**What is being asked:**
Return a copy of every line in the records that includes the word "kültürü".

**Entries supplied:**
******
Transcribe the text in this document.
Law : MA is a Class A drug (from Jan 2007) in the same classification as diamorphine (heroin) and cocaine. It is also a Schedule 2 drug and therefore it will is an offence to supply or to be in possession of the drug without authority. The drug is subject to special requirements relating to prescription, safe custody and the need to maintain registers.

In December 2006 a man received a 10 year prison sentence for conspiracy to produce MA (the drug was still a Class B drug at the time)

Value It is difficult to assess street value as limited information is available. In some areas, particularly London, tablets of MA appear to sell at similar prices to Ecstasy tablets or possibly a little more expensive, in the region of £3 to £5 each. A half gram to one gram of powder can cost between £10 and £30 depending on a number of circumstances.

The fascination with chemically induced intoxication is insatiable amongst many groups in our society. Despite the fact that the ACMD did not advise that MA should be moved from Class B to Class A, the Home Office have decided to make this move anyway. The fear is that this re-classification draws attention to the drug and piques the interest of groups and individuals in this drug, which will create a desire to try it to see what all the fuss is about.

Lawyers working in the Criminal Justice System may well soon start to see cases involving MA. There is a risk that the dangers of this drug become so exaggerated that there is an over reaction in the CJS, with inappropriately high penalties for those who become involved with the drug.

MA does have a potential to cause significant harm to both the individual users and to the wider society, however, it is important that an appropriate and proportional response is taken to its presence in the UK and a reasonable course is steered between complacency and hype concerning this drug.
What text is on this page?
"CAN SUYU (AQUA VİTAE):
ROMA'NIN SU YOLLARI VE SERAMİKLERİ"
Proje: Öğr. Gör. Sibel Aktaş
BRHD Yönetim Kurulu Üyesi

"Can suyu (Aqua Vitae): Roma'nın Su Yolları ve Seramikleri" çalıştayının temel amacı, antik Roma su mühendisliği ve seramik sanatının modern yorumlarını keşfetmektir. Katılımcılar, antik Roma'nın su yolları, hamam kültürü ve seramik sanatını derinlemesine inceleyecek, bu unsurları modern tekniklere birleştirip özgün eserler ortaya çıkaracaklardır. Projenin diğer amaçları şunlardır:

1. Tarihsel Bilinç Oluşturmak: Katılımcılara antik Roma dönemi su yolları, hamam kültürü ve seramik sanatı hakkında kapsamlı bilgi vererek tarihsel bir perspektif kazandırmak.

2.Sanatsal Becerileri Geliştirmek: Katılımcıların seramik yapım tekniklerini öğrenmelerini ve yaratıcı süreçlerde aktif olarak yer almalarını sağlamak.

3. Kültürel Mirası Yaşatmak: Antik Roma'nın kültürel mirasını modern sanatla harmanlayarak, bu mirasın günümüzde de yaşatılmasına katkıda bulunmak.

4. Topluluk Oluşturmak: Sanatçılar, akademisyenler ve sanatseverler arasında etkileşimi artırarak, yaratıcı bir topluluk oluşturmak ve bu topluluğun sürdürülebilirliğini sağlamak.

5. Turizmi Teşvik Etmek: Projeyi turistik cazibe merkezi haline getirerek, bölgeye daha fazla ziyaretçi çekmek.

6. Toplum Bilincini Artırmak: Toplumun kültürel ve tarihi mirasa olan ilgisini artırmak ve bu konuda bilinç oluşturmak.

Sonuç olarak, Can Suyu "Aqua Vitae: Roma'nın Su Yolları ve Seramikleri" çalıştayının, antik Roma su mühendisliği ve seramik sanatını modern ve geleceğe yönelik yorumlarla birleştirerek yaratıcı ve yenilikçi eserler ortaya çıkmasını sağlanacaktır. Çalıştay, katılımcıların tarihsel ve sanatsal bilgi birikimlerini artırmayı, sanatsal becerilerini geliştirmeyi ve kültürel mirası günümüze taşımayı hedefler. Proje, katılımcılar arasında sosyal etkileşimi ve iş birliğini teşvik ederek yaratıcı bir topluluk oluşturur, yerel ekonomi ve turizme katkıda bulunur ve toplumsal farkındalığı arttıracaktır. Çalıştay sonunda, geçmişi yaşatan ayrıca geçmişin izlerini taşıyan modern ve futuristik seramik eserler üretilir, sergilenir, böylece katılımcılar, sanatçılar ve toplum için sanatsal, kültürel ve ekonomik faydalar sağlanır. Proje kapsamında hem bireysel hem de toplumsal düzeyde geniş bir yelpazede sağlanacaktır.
******
**Completed exercise:**
"Can suyu (Aqua Vitae): Roma'nın Su Yolları ve Seramikleri" çalıştayının temel amacı, antik Roma su mühendisliği ve seramik sanatının modern yorumlarını keşfetmektir. Katılımcılar, antik Roma'nın su yolları, hamam kültürü ve seramik sanatını derinlemesine inceleyecek, bu unsurları modern tekniklere birleştirip özgün eserler ortaya çıkaracaklardır. Projenin diğer amaçları şunlardır:
1. Tarihsel Bilinç Oluşturmak: Katılımcılara antik Roma dönemi su yolları, hamam kültürü ve seramik sanatı hakkında kapsamlı bilgi vererek tarihsel bir perspektif kazandırmak.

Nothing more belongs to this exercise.